**Aim:** Report each line of the data that has "test" somewhere in it.

**Extracted entries:**

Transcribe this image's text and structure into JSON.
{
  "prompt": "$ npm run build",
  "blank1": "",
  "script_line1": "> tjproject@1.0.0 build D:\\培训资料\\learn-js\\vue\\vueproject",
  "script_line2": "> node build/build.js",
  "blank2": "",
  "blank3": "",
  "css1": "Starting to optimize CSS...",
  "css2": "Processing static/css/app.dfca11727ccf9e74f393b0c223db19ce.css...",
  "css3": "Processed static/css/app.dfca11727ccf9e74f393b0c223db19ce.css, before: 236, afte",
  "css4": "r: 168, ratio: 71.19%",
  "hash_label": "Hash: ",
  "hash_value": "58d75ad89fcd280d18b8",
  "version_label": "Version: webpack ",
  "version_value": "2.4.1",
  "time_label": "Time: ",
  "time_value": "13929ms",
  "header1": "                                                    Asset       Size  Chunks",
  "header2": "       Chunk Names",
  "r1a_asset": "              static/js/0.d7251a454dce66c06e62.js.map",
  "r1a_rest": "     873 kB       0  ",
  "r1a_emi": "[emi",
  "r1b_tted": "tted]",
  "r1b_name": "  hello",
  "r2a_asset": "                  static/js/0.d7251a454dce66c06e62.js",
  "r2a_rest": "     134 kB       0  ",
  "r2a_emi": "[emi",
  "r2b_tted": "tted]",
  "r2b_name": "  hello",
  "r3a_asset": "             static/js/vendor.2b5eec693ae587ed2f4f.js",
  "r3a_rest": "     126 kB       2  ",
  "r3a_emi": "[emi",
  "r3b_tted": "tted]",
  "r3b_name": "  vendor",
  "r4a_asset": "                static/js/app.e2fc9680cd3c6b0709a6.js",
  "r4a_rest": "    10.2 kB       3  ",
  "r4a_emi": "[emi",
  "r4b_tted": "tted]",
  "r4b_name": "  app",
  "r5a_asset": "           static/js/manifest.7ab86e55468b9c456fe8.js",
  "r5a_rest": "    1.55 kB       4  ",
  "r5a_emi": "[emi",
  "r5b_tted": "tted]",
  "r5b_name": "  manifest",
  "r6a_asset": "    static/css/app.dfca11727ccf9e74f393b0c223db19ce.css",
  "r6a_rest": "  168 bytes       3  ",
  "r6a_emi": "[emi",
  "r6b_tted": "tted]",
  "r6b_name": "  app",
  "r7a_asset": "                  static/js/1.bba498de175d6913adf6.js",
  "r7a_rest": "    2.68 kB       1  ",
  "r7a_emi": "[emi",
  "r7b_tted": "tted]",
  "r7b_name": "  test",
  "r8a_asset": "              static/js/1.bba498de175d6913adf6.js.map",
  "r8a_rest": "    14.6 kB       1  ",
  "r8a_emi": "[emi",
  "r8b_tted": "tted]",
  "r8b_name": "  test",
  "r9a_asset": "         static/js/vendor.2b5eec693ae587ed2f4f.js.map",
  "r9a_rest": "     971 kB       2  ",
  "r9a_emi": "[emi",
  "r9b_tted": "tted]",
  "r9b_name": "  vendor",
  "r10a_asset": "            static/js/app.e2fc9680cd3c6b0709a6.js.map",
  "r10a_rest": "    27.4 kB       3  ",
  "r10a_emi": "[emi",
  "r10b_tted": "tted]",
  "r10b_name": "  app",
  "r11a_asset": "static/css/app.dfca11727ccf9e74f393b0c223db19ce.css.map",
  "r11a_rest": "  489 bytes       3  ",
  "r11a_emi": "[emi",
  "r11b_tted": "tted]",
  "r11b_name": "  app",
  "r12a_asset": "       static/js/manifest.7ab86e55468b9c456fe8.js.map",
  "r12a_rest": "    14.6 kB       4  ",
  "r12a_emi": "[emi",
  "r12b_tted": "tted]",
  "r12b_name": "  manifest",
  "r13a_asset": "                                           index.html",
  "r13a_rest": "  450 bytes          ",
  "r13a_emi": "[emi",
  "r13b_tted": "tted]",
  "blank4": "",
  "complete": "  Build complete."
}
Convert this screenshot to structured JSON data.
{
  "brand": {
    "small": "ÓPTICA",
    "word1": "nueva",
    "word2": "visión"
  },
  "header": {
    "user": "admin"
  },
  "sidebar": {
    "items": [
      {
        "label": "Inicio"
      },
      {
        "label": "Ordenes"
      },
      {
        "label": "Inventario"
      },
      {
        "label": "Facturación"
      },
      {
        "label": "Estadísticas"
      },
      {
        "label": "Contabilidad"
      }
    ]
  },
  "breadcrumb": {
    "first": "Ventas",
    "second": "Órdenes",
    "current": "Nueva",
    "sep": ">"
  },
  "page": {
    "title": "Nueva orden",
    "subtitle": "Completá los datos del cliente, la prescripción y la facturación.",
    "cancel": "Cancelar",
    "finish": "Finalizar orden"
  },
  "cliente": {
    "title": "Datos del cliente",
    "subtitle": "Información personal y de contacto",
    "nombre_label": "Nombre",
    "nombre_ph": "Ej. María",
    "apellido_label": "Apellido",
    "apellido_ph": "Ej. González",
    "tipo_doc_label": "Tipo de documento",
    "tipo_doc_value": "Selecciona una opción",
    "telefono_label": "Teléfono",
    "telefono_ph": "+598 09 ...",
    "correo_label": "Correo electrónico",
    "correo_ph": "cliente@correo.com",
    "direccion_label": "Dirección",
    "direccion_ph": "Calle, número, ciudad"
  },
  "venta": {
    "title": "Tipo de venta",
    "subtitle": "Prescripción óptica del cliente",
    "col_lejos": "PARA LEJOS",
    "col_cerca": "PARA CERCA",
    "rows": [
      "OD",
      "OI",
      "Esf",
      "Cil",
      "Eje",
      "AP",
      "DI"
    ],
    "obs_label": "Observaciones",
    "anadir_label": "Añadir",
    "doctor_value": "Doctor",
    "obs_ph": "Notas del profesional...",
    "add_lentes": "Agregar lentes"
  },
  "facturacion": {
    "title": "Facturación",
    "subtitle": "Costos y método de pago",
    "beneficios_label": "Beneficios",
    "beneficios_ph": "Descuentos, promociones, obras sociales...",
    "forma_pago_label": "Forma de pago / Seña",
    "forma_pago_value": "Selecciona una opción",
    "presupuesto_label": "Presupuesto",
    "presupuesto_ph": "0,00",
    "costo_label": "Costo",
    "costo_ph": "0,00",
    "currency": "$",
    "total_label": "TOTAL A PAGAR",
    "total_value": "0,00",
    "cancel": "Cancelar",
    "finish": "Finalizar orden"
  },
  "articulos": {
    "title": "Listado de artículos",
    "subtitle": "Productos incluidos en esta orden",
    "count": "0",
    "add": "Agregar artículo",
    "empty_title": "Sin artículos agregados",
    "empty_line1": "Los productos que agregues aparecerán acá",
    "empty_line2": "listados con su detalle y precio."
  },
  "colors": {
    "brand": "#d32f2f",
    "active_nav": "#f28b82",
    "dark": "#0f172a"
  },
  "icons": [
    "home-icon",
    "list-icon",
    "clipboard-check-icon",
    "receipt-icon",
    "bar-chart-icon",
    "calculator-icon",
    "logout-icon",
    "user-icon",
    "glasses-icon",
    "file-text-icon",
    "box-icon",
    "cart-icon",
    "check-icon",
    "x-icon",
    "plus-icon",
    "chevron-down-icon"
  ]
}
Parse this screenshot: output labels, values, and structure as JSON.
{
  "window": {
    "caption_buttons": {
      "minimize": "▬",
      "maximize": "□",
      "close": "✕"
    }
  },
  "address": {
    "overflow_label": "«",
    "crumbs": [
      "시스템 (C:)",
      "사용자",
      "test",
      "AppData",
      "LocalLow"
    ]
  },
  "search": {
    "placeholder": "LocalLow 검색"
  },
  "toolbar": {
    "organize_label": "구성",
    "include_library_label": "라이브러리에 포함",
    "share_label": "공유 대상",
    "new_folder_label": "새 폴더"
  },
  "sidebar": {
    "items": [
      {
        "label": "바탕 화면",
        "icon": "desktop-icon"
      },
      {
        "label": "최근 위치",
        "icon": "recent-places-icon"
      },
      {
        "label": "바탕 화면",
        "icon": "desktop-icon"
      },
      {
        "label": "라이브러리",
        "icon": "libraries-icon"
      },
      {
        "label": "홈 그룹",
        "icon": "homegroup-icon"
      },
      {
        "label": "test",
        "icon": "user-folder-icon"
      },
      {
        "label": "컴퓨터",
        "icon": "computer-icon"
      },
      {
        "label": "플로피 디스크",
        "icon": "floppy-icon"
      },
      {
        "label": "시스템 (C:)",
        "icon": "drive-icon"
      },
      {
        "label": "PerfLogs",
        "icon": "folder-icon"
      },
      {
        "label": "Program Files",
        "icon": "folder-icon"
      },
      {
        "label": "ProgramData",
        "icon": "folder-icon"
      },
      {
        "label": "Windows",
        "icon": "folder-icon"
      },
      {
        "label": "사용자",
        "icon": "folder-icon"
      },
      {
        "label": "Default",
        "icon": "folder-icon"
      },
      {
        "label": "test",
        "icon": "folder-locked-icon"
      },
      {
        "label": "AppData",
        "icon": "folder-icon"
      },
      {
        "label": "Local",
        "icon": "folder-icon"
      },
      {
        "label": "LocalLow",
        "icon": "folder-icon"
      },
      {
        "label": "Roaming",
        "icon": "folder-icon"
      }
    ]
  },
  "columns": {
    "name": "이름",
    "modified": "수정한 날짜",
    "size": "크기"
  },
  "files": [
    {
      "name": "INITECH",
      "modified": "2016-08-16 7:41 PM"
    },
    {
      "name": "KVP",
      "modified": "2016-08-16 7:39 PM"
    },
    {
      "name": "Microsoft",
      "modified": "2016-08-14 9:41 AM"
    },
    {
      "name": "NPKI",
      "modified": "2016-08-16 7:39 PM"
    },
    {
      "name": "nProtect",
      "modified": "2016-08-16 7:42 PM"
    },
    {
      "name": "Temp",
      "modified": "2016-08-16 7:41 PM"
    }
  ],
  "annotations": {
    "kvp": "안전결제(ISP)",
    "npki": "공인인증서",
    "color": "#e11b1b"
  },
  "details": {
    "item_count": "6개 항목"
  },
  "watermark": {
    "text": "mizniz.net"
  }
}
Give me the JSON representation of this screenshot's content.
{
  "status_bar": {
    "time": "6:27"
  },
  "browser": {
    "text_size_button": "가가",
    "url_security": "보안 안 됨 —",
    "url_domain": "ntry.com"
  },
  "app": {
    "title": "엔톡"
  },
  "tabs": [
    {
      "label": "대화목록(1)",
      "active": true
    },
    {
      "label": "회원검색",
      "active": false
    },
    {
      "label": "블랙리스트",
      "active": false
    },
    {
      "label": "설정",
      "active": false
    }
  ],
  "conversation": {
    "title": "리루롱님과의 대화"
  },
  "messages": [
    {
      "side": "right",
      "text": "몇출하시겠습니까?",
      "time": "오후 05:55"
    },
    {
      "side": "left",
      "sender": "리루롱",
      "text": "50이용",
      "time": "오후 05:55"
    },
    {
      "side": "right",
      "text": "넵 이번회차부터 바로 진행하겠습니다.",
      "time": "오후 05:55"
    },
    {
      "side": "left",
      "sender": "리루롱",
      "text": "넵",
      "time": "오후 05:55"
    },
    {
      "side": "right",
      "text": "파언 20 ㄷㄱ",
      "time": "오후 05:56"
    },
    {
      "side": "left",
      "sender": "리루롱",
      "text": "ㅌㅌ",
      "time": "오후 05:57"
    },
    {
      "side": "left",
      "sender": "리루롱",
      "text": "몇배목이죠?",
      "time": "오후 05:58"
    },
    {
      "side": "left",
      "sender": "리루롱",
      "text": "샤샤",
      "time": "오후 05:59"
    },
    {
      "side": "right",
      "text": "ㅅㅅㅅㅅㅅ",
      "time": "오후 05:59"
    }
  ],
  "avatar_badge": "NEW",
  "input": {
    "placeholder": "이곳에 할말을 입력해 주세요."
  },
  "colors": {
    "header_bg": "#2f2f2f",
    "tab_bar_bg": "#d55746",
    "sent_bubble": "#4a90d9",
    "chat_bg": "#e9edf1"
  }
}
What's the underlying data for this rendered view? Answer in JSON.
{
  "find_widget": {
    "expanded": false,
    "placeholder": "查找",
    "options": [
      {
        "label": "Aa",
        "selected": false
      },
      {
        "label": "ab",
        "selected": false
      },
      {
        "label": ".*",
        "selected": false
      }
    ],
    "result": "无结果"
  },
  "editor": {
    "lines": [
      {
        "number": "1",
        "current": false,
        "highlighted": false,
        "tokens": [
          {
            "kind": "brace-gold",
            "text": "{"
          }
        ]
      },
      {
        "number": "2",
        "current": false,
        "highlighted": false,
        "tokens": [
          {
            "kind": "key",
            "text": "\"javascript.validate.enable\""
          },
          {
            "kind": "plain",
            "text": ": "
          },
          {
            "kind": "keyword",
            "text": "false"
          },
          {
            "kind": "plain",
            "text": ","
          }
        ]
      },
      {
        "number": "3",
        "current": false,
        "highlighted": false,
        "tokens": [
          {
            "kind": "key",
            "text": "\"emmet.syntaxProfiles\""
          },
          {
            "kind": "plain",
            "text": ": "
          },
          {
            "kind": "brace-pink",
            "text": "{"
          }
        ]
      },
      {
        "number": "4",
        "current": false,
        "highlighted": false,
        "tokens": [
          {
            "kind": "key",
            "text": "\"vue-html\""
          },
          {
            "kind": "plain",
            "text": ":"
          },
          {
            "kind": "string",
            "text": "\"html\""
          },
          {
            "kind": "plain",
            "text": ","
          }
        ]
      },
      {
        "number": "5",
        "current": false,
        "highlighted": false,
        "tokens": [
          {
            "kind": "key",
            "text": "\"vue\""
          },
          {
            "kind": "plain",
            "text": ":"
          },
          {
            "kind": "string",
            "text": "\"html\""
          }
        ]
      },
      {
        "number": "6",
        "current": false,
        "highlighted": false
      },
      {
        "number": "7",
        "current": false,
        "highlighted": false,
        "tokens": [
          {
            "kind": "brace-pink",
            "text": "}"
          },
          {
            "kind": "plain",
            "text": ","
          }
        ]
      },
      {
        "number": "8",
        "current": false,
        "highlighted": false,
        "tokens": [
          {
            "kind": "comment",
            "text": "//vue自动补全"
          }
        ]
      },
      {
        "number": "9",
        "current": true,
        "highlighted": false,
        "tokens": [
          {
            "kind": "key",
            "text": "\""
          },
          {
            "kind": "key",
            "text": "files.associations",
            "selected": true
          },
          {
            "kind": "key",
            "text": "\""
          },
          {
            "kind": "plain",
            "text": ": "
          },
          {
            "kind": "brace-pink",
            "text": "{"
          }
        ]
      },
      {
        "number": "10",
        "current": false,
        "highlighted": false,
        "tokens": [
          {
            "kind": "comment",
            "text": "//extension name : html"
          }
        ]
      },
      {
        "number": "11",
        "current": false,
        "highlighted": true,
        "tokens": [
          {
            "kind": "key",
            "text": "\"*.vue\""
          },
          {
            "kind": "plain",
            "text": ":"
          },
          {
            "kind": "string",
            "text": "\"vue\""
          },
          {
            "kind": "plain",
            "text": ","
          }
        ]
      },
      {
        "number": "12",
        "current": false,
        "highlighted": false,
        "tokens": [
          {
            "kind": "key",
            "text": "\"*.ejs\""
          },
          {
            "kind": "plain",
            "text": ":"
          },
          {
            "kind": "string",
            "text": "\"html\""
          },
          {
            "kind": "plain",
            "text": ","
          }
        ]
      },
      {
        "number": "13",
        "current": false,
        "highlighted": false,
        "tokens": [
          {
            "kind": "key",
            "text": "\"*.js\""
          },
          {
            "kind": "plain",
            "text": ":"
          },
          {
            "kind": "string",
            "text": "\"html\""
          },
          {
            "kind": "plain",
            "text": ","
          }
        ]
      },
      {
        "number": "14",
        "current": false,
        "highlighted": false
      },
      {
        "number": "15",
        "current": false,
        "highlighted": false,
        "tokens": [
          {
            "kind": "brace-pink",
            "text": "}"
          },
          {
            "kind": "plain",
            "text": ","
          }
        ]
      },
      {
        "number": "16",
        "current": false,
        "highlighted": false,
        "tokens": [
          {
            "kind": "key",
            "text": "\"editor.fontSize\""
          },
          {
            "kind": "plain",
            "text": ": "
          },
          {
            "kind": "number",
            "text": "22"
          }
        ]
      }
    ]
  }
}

**Full solution:**
  "r7b_name": "  test",
  "r8b_name": "  test",
      "test",
        "label": "test",
        "label": "test",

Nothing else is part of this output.